◆ **TASK TO CARRY OUT**: Retype each record below word for word. Leave the pictures out.

Items from a figure collection

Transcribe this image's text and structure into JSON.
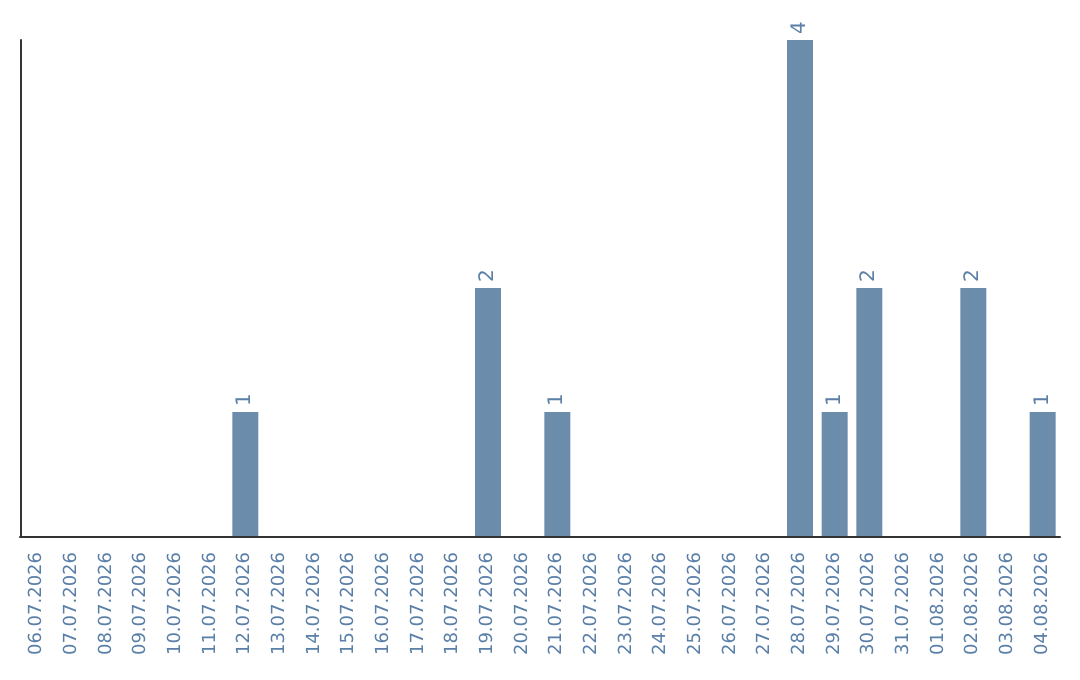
{
  "chart_data": {
    "type": "bar",
    "categories": [
      "06.07.2026",
      "07.07.2026",
      "08.07.2026",
      "09.07.2026",
      "10.07.2026",
      "11.07.2026",
      "12.07.2026",
      "13.07.2026",
      "14.07.2026",
      "15.07.2026",
      "16.07.2026",
      "17.07.2026",
      "18.07.2026",
      "19.07.2026",
      "20.07.2026",
      "21.07.2026",
      "22.07.2026",
      "23.07.2026",
      "24.07.2026",
      "25.07.2026",
      "26.07.2026",
      "27.07.2026",
      "28.07.2026",
      "29.07.2026",
      "30.07.2026",
      "31.07.2026",
      "01.08.2026",
      "02.08.2026",
      "03.08.2026",
      "04.08.2026"
    ],
    "values": [
      0,
      0,
      0,
      0,
      0,
      0,
      1,
      0,
      0,
      0,
      0,
      0,
      0,
      2,
      0,
      1,
      0,
      0,
      0,
      0,
      0,
      0,
      4,
      1,
      2,
      0,
      0,
      2,
      0,
      1
    ],
    "value_labels": [
      null,
      null,
      null,
      null,
      null,
      null,
      "1",
      null,
      null,
      null,
      null,
      null,
      null,
      "2",
      null,
      "1",
      null,
      null,
      null,
      null,
      null,
      null,
      "4",
      "1",
      "2",
      null,
      null,
      "2",
      null,
      "1"
    ],
    "color": "#6b8cab",
    "tick_labels": "x"
  }
}
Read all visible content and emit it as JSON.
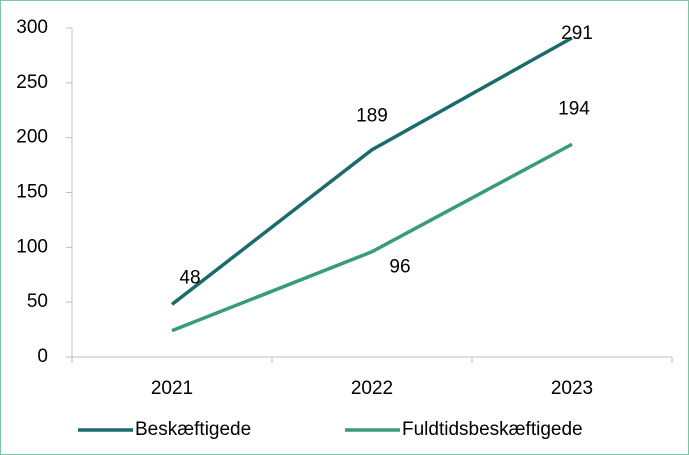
{
  "chart_data": {
    "type": "line",
    "categories": [
      "2021",
      "2022",
      "2023"
    ],
    "series": [
      {
        "name": "Beskæftigede",
        "color": "#1b6b6a",
        "values": [
          48,
          189,
          291
        ],
        "labeled": [
          true,
          true,
          true
        ]
      },
      {
        "name": "Fuldtidsbeskæftigede",
        "color": "#3a9a7c",
        "values": [
          24,
          96,
          194
        ],
        "labeled": [
          false,
          true,
          true
        ]
      }
    ],
    "ylim": [
      0,
      300
    ],
    "yticks": [
      0,
      50,
      100,
      150,
      200,
      250,
      300
    ],
    "grid": false,
    "legend": "bottom"
  }
}
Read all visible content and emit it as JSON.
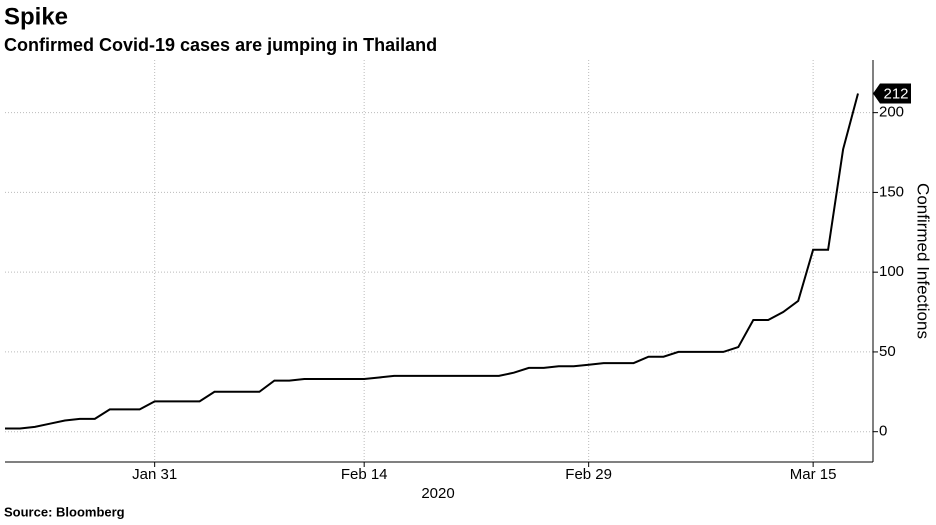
{
  "chart_data": {
    "type": "line",
    "title": "Spike",
    "subtitle": "Confirmed Covid-19 cases are jumping in Thailand",
    "source": "Source: Bloomberg",
    "x_axis_label": "2020",
    "y_axis_label": "Confirmed Infections",
    "x": [
      "2020-01-21",
      "2020-01-22",
      "2020-01-23",
      "2020-01-24",
      "2020-01-25",
      "2020-01-26",
      "2020-01-27",
      "2020-01-28",
      "2020-01-29",
      "2020-01-30",
      "2020-01-31",
      "2020-02-01",
      "2020-02-02",
      "2020-02-03",
      "2020-02-04",
      "2020-02-05",
      "2020-02-06",
      "2020-02-07",
      "2020-02-08",
      "2020-02-09",
      "2020-02-10",
      "2020-02-11",
      "2020-02-12",
      "2020-02-13",
      "2020-02-14",
      "2020-02-15",
      "2020-02-16",
      "2020-02-17",
      "2020-02-18",
      "2020-02-19",
      "2020-02-20",
      "2020-02-21",
      "2020-02-22",
      "2020-02-23",
      "2020-02-24",
      "2020-02-25",
      "2020-02-26",
      "2020-02-27",
      "2020-02-28",
      "2020-02-29",
      "2020-03-01",
      "2020-03-02",
      "2020-03-03",
      "2020-03-04",
      "2020-03-05",
      "2020-03-06",
      "2020-03-07",
      "2020-03-08",
      "2020-03-09",
      "2020-03-10",
      "2020-03-11",
      "2020-03-12",
      "2020-03-13",
      "2020-03-14",
      "2020-03-15",
      "2020-03-16",
      "2020-03-17",
      "2020-03-18"
    ],
    "series": [
      {
        "name": "Confirmed Infections",
        "color": "#000000",
        "values": [
          2,
          2,
          3,
          5,
          7,
          8,
          8,
          14,
          14,
          14,
          19,
          19,
          19,
          19,
          25,
          25,
          25,
          25,
          32,
          32,
          33,
          33,
          33,
          33,
          33,
          34,
          35,
          35,
          35,
          35,
          35,
          35,
          35,
          35,
          37,
          40,
          40,
          41,
          41,
          42,
          43,
          43,
          43,
          47,
          47,
          50,
          50,
          50,
          50,
          53,
          70,
          70,
          75,
          82,
          114,
          114,
          177,
          212
        ]
      }
    ],
    "xlim": [
      "2020-01-21",
      "2020-03-19"
    ],
    "xticks": [
      {
        "value": "2020-01-31",
        "label": "Jan 31"
      },
      {
        "value": "2020-02-14",
        "label": "Feb 14"
      },
      {
        "value": "2020-02-29",
        "label": "Feb 29"
      },
      {
        "value": "2020-03-15",
        "label": "Mar 15"
      }
    ],
    "ylim": [
      -19,
      233
    ],
    "yticks": [
      0,
      50,
      100,
      150,
      200
    ],
    "grid": true
  }
}
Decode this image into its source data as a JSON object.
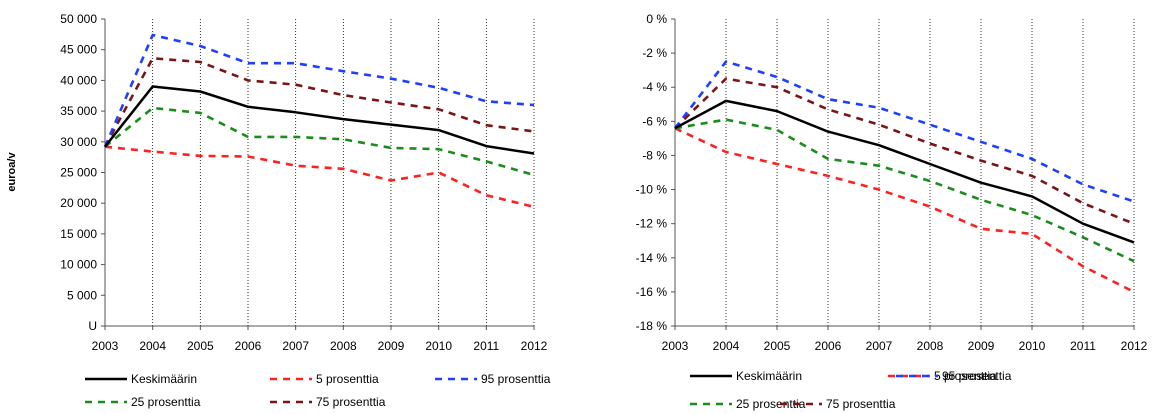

◆ **FULL SOLUTION**:
Transcribe this image's text and structure into JSON.
{
  "chart_data": {
    "type": "bar",
    "categories": [
      "06.07.2026",
      "07.07.2026",
      "08.07.2026",
      "09.07.2026",
      "10.07.2026",
      "11.07.2026",
      "12.07.2026",
      "13.07.2026",
      "14.07.2026",
      "15.07.2026",
      "16.07.2026",
      "17.07.2026",
      "18.07.2026",
      "19.07.2026",
      "20.07.2026",
      "21.07.2026",
      "22.07.2026",
      "23.07.2026",
      "24.07.2026",
      "25.07.2026",
      "26.07.2026",
      "27.07.2026",
      "28.07.2026",
      "29.07.2026",
      "30.07.2026",
      "31.07.2026",
      "01.08.2026",
      "02.08.2026",
      "03.08.2026",
      "04.08.2026"
    ],
    "values": [
      0,
      0,
      0,
      0,
      0,
      0,
      1,
      0,
      0,
      0,
      0,
      0,
      0,
      2,
      0,
      1,
      0,
      0,
      0,
      0,
      0,
      0,
      4,
      1,
      2,
      0,
      0,
      2,
      0,
      1
    ],
    "value_labels": [
      null,
      null,
      null,
      null,
      null,
      null,
      "1",
      null,
      null,
      null,
      null,
      null,
      null,
      "2",
      null,
      "1",
      null,
      null,
      null,
      null,
      null,
      null,
      "4",
      "1",
      "2",
      null,
      null,
      "2",
      null,
      "1"
    ],
    "color": "#6b8cab",
    "tick_labels": "x"
  }
}
Read all visible content and emit it as JSON.
{
  "chart_data": {
    "type": "line",
    "categories": [
      "2021",
      "2022",
      "2023"
    ],
    "series": [
      {
        "name": "Beskæftigede",
        "color": "#1b6b6a",
        "values": [
          48,
          189,
          291
        ],
        "labeled": [
          true,
          true,
          true
        ]
      },
      {
        "name": "Fuldtidsbeskæftigede",
        "color": "#3a9a7c",
        "values": [
          24,
          96,
          194
        ],
        "labeled": [
          false,
          true,
          true
        ]
      }
    ],
    "ylim": [
      0,
      300
    ],
    "yticks": [
      0,
      50,
      100,
      150,
      200,
      250,
      300
    ],
    "grid": false,
    "legend": "bottom"
  }
}
Read all visible content and emit it as JSON.
{
  "chart_data": {
    "type": "line",
    "title": "Spike",
    "subtitle": "Confirmed Covid-19 cases are jumping in Thailand",
    "source": "Source: Bloomberg",
    "x_axis_label": "2020",
    "y_axis_label": "Confirmed Infections",
    "x": [
      "2020-01-21",
      "2020-01-22",
      "2020-01-23",
      "2020-01-24",
      "2020-01-25",
      "2020-01-26",
      "2020-01-27",
      "2020-01-28",
      "2020-01-29",
      "2020-01-30",
      "2020-01-31",
      "2020-02-01",
      "2020-02-02",
      "2020-02-03",
      "2020-02-04",
      "2020-02-05",
      "2020-02-06",
      "2020-02-07",
      "2020-02-08",
      "2020-02-09",
      "2020-02-10",
      "2020-02-11",
      "2020-02-12",
      "2020-02-13",
      "2020-02-14",
      "2020-02-15",
      "2020-02-16",
      "2020-02-17",
      "2020-02-18",
      "2020-02-19",
      "2020-02-20",
      "2020-02-21",
      "2020-02-22",
      "2020-02-23",
      "2020-02-24",
      "2020-02-25",
      "2020-02-26",
      "2020-02-27",
      "2020-02-28",
      "2020-02-29",
      "2020-03-01",
      "2020-03-02",
      "2020-03-03",
      "2020-03-04",
      "2020-03-05",
      "2020-03-06",
      "2020-03-07",
      "2020-03-08",
      "2020-03-09",
      "2020-03-10",
      "2020-03-11",
      "2020-03-12",
      "2020-03-13",
      "2020-03-14",
      "2020-03-15",
      "2020-03-16",
      "2020-03-17",
      "2020-03-18"
    ],
    "series": [
      {
        "name": "Confirmed Infections",
        "color": "#000000",
        "values": [
          2,
          2,
          3,
          5,
          7,
          8,
          8,
          14,
          14,
          14,
          19,
          19,
          19,
          19,
          25,
          25,
          25,
          25,
          32,
          32,
          33,
          33,
          33,
          33,
          33,
          34,
          35,
          35,
          35,
          35,
          35,
          35,
          35,
          35,
          37,
          40,
          40,
          41,
          41,
          42,
          43,
          43,
          43,
          47,
          47,
          50,
          50,
          50,
          50,
          53,
          70,
          70,
          75,
          82,
          114,
          114,
          177,
          212
        ]
      }
    ],
    "xlim": [
      "2020-01-21",
      "2020-03-19"
    ],
    "xticks": [
      {
        "value": "2020-01-31",
        "label": "Jan 31"
      },
      {
        "value": "2020-02-14",
        "label": "Feb 14"
      },
      {
        "value": "2020-02-29",
        "label": "Feb 29"
      },
      {
        "value": "2020-03-15",
        "label": "Mar 15"
      }
    ],
    "ylim": [
      -19,
      233
    ],
    "yticks": [
      0,
      50,
      100,
      150,
      200
    ],
    "grid": true
  }
}
Decode this image into its source data as a JSON object.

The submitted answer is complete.